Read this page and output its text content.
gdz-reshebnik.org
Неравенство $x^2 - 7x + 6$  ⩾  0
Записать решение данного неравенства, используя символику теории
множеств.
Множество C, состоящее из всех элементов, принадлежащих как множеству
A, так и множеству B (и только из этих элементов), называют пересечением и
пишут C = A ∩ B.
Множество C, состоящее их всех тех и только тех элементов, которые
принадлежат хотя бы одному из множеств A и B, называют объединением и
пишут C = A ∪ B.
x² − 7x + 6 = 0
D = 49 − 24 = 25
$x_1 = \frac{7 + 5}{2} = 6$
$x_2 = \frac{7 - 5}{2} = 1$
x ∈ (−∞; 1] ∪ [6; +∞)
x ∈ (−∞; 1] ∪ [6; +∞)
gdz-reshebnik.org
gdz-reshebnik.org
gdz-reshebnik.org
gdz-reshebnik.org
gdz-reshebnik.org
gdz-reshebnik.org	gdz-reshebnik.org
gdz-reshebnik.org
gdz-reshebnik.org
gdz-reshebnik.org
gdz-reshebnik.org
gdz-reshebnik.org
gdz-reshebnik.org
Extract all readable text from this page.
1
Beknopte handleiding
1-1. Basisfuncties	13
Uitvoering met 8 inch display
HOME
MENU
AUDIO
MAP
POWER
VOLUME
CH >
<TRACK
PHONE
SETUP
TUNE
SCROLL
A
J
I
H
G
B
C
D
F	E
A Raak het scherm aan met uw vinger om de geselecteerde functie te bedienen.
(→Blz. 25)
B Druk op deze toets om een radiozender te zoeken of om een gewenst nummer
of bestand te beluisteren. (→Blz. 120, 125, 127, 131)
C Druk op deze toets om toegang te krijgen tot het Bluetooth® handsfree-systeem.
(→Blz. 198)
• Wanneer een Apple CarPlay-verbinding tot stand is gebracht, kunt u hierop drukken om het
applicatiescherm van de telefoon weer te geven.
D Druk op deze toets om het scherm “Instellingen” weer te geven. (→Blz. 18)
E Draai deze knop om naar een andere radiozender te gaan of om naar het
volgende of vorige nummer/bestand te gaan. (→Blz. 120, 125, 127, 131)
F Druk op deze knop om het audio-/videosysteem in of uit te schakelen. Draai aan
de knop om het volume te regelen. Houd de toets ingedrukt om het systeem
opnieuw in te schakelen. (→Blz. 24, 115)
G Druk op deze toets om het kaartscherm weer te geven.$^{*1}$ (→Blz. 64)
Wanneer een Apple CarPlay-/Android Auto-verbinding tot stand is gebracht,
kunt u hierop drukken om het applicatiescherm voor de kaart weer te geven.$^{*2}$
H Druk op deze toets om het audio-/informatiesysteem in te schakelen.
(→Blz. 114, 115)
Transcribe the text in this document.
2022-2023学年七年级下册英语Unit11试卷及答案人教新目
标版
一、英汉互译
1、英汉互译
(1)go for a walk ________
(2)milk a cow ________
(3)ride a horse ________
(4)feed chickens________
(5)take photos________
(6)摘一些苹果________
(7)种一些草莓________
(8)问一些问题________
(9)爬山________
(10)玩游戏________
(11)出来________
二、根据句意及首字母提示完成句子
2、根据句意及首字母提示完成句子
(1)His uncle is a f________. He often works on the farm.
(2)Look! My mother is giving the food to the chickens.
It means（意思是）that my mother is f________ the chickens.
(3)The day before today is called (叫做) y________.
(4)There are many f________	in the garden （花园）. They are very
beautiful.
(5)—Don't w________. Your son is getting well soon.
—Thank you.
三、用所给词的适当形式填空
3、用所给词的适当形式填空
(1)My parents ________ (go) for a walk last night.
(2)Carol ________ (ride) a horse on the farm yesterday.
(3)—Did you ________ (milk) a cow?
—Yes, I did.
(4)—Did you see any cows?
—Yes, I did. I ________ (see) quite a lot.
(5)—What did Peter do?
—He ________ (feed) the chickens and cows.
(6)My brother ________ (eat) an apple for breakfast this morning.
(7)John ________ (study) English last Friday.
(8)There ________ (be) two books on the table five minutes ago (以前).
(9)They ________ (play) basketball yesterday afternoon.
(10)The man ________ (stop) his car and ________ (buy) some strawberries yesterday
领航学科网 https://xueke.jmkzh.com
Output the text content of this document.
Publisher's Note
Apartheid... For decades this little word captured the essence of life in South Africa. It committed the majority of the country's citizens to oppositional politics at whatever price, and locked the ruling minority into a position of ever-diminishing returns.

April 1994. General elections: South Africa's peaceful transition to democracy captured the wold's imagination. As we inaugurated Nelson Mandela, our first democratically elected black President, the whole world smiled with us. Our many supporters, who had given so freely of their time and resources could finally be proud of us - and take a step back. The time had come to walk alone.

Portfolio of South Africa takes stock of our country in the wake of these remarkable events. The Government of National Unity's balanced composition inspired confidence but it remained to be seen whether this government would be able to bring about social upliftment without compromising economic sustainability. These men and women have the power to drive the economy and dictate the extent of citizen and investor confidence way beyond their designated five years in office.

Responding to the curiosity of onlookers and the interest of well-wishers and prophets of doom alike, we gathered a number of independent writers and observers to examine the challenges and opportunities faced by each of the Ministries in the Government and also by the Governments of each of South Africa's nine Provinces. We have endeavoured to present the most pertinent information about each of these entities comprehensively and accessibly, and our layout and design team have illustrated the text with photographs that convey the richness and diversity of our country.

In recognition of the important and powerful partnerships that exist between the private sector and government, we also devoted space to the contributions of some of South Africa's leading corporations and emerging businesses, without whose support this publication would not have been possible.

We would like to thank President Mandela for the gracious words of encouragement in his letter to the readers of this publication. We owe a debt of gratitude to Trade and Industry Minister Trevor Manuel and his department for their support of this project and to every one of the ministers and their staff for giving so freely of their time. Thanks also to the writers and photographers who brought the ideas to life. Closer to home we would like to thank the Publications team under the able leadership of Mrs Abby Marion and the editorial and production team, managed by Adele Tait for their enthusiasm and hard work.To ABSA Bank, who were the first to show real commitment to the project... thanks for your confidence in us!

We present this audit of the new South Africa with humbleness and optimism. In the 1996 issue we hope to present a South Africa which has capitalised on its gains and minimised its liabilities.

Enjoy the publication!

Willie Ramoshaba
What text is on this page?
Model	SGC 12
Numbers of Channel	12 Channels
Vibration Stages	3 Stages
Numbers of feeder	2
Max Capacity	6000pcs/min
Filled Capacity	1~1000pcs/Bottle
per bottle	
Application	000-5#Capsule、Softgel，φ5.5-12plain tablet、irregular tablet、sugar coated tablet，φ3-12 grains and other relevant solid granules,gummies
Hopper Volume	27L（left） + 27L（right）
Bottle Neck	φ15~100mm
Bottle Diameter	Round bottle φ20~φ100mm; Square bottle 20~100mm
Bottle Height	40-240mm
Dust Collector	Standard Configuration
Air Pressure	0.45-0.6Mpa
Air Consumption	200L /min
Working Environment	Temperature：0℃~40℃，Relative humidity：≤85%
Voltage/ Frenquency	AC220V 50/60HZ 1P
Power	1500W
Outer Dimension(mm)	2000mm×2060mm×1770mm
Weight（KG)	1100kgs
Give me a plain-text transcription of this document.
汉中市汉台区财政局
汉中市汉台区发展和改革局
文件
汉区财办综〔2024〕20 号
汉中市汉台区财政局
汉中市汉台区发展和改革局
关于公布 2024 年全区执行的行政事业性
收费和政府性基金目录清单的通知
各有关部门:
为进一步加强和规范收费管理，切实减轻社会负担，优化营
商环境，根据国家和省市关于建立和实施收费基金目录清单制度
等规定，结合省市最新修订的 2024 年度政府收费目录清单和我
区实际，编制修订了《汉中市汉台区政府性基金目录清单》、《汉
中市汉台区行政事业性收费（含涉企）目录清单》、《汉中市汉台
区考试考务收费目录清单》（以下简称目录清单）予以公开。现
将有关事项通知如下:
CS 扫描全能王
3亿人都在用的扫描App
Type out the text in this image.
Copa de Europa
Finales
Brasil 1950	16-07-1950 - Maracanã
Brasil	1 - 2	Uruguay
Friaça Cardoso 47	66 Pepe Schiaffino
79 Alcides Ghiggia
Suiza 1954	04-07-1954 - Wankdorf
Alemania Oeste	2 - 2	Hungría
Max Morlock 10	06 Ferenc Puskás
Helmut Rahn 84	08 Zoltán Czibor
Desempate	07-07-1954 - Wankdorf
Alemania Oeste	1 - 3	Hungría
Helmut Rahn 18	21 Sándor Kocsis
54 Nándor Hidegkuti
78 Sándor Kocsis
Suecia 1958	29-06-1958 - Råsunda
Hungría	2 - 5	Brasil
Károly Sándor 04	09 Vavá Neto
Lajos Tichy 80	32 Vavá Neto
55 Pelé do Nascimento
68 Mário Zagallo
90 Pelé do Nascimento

◆ ◆ ◆ ◆

> EXERCISE GOAL: Show the lines from the data above that contain the string "their".

> EXPECTED ANSWER:
April 1994. General elections: South Africa's peaceful transition to democracy captured the wold's imagination. As we inaugurated Nelson Mandela, our first democratically elected black President, the whole world smiled with us. Our many supporters, who had given so freely of their time and resources could finally be proud of us - and take a step back. The time had come to walk alone.
Portfolio of South Africa takes stock of our country in the wake of these remarkable events. The Government of National Unity's balanced composition inspired confidence but it remained to be seen whether this government would be able to bring about social upliftment without compromising economic sustainability. These men and women have the power to drive the economy and dictate the extent of citizen and investor confidence way beyond their designated five years in office.
We would like to thank President Mandela for the gracious words of encouragement in his letter to the readers of this publication. We owe a debt of gratitude to Trade and Industry Minister Trevor Manuel and his department for their support of this project and to every one of the ministers and their staff for giving so freely of their time. Thanks also to the writers and photographers who brought the ideas to life. Closer to home we would like to thank the Publications team under the able leadership of Mrs Abby Marion and the editorial and production team, managed by Adele Tait for their enthusiasm and hard work.To ABSA Bank, who were the first to show real commitment to the project... thanks for your confidence in us!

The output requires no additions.